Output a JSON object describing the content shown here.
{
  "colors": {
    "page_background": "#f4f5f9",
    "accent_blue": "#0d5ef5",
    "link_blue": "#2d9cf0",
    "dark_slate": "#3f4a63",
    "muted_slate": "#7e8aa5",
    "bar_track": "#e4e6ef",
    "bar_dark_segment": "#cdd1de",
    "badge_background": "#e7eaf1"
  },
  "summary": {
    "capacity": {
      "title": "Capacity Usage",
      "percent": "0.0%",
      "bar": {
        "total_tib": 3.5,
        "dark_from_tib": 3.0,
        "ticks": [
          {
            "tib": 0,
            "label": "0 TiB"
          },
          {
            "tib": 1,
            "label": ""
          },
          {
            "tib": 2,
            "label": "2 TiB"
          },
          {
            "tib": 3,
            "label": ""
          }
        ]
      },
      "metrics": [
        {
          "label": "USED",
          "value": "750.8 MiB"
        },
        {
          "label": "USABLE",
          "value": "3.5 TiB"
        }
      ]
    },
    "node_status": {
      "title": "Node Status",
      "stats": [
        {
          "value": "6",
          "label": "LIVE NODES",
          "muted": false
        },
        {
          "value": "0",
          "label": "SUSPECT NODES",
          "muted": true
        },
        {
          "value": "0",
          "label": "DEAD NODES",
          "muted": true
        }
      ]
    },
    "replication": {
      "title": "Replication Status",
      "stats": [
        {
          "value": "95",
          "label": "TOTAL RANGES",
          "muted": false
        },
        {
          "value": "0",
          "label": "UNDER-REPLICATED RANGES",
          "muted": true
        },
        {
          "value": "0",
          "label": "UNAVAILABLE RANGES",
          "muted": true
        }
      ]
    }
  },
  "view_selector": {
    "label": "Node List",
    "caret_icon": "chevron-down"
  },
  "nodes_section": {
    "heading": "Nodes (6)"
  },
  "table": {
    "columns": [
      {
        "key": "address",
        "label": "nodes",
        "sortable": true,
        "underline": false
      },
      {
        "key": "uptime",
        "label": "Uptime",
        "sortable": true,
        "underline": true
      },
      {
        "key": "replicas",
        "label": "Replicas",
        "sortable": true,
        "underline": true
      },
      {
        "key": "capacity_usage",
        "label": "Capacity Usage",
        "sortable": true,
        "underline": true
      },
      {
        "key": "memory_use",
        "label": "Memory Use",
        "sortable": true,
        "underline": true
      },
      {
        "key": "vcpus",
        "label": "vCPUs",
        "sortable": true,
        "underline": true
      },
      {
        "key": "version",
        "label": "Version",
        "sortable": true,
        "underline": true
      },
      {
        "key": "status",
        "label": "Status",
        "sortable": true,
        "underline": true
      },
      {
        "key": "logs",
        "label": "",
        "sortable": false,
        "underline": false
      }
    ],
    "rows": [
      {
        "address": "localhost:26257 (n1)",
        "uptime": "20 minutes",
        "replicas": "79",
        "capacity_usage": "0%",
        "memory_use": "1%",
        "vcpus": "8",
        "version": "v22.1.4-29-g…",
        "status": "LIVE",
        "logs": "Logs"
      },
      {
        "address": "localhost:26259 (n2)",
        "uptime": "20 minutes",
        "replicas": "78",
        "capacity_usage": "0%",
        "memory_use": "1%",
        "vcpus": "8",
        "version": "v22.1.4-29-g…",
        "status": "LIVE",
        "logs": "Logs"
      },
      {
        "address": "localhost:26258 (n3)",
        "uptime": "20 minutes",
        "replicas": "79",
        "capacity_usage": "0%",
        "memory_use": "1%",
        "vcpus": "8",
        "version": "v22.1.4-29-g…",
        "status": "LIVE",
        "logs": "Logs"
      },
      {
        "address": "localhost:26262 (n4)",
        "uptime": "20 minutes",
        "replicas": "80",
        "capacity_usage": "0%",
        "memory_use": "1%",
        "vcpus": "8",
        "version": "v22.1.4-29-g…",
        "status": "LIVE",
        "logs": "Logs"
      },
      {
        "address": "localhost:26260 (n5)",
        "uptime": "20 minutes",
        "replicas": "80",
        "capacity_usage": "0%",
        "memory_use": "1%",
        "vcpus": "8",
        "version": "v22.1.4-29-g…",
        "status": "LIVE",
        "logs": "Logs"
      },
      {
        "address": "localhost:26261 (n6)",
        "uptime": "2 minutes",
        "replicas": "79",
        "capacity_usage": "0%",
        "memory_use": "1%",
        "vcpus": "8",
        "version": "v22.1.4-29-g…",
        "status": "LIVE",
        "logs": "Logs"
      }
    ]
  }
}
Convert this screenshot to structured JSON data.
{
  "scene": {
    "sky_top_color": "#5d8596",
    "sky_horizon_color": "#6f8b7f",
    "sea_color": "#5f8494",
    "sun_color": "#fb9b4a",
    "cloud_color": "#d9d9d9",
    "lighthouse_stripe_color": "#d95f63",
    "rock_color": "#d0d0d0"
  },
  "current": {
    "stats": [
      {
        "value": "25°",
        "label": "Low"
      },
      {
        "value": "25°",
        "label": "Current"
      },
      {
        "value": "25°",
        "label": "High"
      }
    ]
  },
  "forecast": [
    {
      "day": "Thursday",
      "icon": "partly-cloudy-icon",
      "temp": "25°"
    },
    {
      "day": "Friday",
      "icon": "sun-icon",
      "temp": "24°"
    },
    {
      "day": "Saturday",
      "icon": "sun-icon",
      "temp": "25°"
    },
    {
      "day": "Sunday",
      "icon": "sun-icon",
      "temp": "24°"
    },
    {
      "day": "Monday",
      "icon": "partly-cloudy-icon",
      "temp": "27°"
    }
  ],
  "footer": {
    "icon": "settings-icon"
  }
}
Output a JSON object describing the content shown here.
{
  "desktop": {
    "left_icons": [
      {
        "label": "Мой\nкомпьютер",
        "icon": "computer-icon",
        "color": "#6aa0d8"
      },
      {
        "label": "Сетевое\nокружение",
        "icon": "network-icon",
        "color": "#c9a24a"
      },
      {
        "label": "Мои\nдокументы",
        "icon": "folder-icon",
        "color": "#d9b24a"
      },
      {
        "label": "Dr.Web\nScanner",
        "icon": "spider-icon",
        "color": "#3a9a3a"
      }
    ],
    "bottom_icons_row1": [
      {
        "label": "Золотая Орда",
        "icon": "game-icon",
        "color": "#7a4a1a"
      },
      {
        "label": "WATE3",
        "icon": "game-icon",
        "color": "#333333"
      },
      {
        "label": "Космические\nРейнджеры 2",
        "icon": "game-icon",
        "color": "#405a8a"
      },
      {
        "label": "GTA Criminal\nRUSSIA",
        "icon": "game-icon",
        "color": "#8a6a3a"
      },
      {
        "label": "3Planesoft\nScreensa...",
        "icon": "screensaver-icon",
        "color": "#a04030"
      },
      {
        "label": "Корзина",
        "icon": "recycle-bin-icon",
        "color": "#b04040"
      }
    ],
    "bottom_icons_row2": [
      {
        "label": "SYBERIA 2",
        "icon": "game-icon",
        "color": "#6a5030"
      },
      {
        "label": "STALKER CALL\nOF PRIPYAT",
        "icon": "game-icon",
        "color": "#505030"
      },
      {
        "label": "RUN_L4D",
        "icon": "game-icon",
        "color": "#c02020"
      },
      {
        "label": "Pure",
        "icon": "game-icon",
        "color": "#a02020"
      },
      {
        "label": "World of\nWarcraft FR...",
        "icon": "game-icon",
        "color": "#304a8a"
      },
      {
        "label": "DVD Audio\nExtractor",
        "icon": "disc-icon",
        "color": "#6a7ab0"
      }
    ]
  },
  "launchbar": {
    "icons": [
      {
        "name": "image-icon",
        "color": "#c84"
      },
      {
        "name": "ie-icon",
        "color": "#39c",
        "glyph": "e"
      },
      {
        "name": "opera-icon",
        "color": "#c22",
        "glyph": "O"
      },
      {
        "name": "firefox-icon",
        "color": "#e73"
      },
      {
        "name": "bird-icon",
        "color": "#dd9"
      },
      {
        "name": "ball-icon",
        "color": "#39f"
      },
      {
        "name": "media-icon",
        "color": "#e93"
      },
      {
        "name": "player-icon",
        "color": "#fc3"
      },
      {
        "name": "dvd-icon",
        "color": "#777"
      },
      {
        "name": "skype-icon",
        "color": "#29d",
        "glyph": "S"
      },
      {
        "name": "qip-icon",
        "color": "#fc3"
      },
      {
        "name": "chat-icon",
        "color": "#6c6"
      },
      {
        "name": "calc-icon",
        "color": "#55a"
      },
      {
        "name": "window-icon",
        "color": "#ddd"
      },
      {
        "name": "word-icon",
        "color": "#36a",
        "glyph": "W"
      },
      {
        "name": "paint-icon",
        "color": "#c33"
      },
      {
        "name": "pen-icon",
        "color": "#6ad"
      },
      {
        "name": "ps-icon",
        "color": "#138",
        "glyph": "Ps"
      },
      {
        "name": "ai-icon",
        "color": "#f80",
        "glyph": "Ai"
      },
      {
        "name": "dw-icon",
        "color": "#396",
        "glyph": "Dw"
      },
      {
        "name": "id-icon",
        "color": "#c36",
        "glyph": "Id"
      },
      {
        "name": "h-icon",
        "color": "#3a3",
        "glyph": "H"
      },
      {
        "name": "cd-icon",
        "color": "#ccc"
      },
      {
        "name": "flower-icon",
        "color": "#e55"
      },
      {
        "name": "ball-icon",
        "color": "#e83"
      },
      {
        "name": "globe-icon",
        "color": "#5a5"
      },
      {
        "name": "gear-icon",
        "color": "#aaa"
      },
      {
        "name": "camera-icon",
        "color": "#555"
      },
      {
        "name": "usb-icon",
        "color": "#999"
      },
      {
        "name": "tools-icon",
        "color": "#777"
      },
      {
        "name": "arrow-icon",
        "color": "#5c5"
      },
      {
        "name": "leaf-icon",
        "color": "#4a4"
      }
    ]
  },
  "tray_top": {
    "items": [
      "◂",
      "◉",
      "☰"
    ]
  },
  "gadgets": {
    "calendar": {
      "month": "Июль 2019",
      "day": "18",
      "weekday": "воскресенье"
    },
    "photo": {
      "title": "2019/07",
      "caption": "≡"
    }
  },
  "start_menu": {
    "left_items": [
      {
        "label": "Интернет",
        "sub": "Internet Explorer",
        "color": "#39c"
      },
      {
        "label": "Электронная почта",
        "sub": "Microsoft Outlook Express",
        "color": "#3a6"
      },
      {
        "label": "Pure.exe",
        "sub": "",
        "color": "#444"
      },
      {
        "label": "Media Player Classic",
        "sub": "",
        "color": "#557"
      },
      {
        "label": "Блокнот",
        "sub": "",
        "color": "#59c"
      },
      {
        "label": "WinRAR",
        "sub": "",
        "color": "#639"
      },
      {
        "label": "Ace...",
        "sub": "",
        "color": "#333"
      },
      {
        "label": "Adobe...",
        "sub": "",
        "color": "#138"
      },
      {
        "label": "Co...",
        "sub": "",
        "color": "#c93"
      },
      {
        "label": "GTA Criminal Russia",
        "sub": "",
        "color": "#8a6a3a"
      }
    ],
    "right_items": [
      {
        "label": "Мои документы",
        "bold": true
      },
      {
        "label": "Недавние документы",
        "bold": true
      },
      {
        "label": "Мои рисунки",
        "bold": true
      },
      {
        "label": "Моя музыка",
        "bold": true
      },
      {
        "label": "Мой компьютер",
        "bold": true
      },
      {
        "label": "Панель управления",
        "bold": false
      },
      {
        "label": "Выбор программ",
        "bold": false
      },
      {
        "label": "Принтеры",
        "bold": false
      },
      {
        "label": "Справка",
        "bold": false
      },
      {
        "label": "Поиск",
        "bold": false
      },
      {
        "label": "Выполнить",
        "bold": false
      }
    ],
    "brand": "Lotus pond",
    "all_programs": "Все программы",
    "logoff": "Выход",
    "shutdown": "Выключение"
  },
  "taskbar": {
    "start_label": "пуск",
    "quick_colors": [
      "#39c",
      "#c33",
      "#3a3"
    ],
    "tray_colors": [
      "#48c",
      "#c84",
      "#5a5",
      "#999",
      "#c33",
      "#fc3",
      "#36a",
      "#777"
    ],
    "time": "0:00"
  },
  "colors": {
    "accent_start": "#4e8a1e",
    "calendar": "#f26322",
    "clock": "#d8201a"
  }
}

= = = =

> [YOUR GOAL]
Read through the entries and copy each line in which "address" appears.

> [TASK SOLUTION]
        "key": "address",
        "address": "localhost:26257 (n1)",
        "address": "localhost:26259 (n2)",
        "address": "localhost:26258 (n3)",
        "address": "localhost:26262 (n4)",
        "address": "localhost:26260 (n5)",
        "address": "localhost:26261 (n6)",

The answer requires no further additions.